# SUPPLIED INFORMATION
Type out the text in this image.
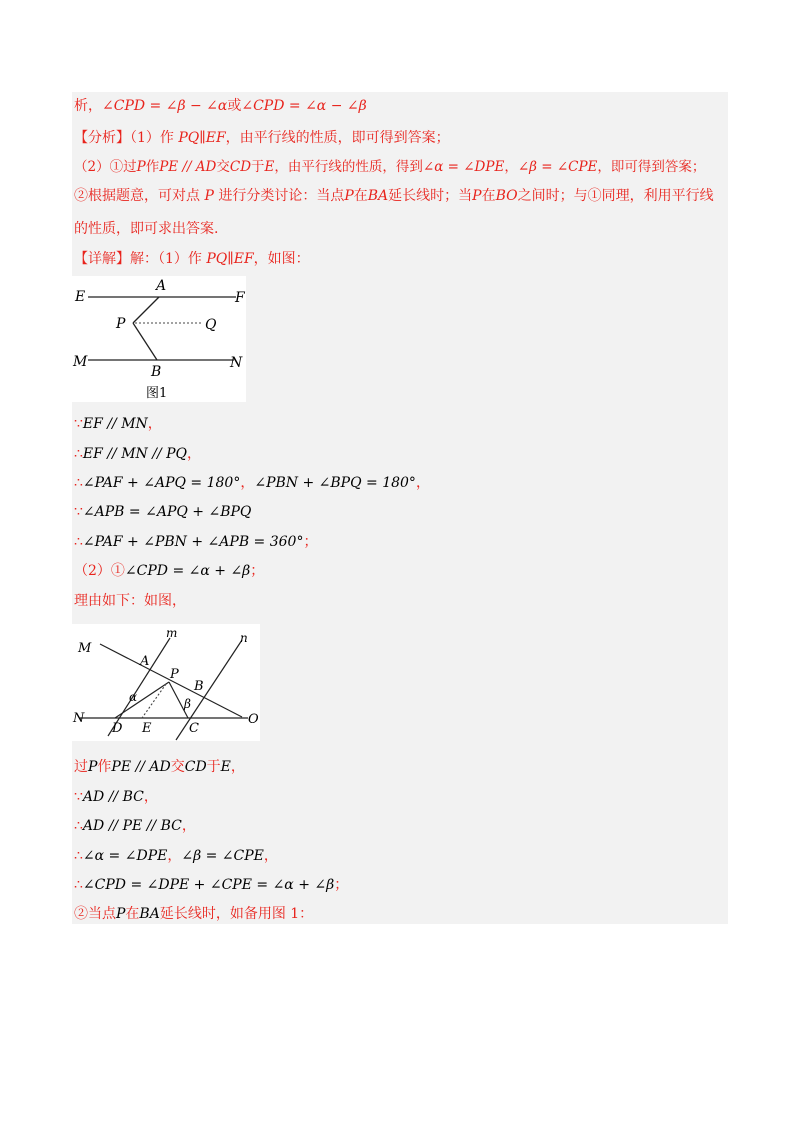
析，∠CPD = ∠β − ∠α或∠CPD = ∠α − ∠β
【分析】（1）作 PQ∥EF，由平行线的性质，即可得到答案；
（2）①过P作PE // AD交CD于E，由平行线的性质，得到∠α = ∠DPE，∠β = ∠CPE，即可得到答案；
②根据题意，可对点 P 进行分类讨论：当点P在BA延长线时；当P在BO之间时；与①同理，利用平行线
的性质，即可求出答案.
【详解】解：（1）作 PQ∥EF，如图：
E
A
F
P	Q
M	N
B
图1
∵EF // MN，
∴EF // MN // PQ，
∴∠PAF + ∠APQ = 180°，∠PBN + ∠BPQ = 180°，
∵∠APB = ∠APQ + ∠BPQ
∴∠PAF + ∠PBN + ∠APB = 360°；
（2）①∠CPD = ∠α + ∠β；
理由如下：如图，
M
m	n
A
P
B
α	β
N	O
D E	C
过P作PE // AD交CD于E，
∵AD // BC，
∴AD // PE // BC，
∴∠α = ∠DPE，∠β = ∠CPE，
∴∠CPD = ∠DPE + ∠CPE = ∠α + ∠β；
②当点P在BA延长线时，如备用图 1：
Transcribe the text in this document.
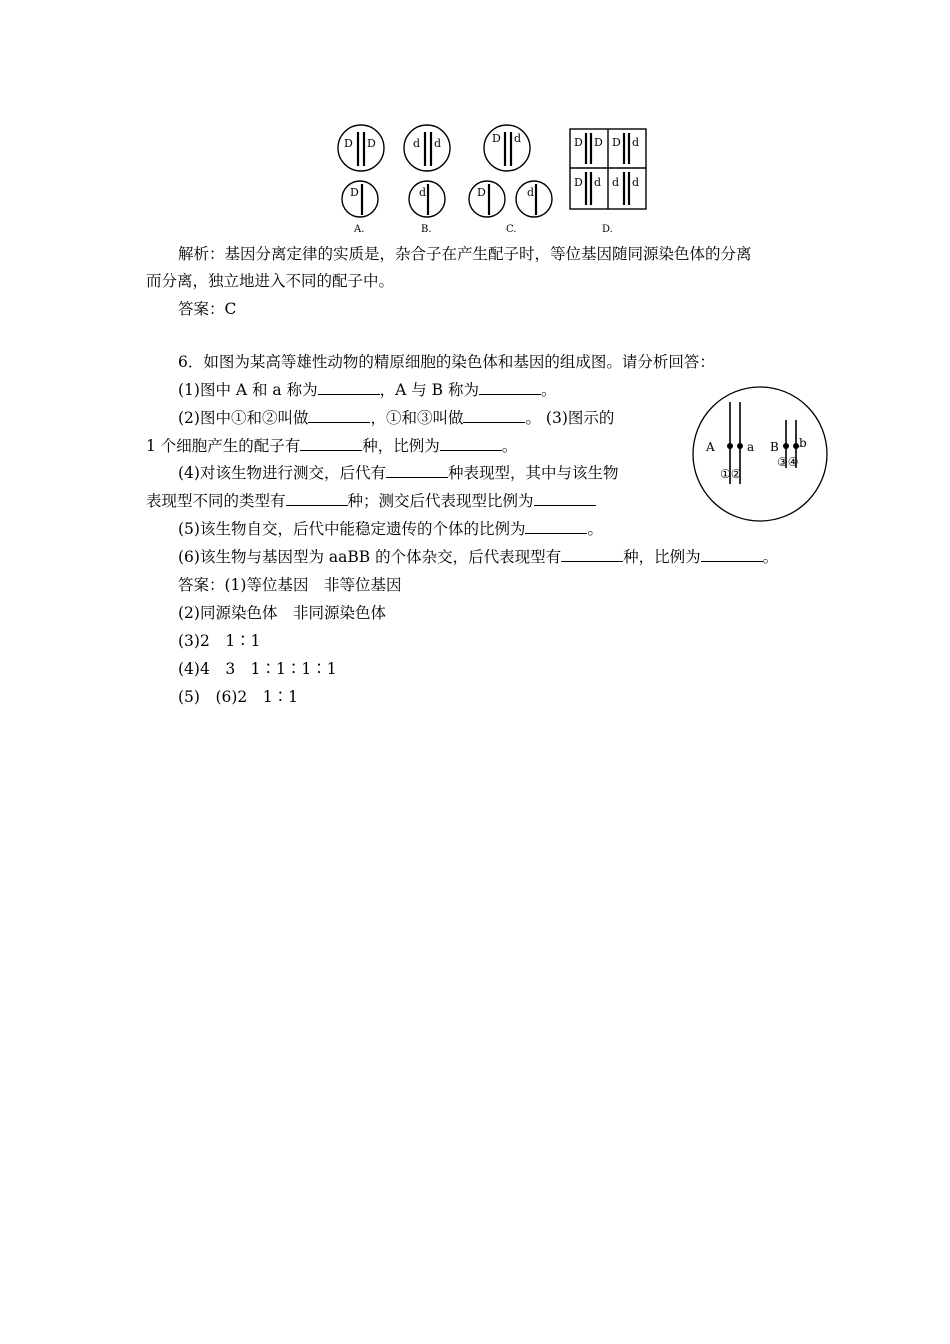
D D
D
d d
d
D d
D	d
D D D d
D d d d
A.	B.	C.	D.
解析：基因分离定律的实质是，杂合子在产生配子时，等位基因随同源染色体的分离
而分离，独立地进入不同的配子中。
答案：C
6．如图为某高等雄性动物的精原细胞的染色体和基因的组成图。请分析回答：
(1)图中 A 和 a 称为	，A 与 B 称为	。
(2)图中①和②叫做	，①和③叫做	。 (3)图示的
1 个细胞产生的配子有	种，比例为	。
(4)对该生物进行测交，后代有	种表现型，其中与该生物
表现型不同的类型有	种；测交后代表现型比例为
(5)该生物自交，后代中能稳定遗传的个体的比例为	。
(6)该生物与基因型为 aaBB 的个体杂交，后代表现型有	种，比例为	。
答案：(1)等位基因　非等位基因
(2)同源染色体　非同源染色体
(3)2　1∶1
(4)4　3　1∶1∶1∶1
(5)　(6)2　1∶1
A	a B b
①②
③④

# DIRECTION
How many of the lines in the listing above hold the word "即可得到答案"? Report only that figure.

# SOLUTION
2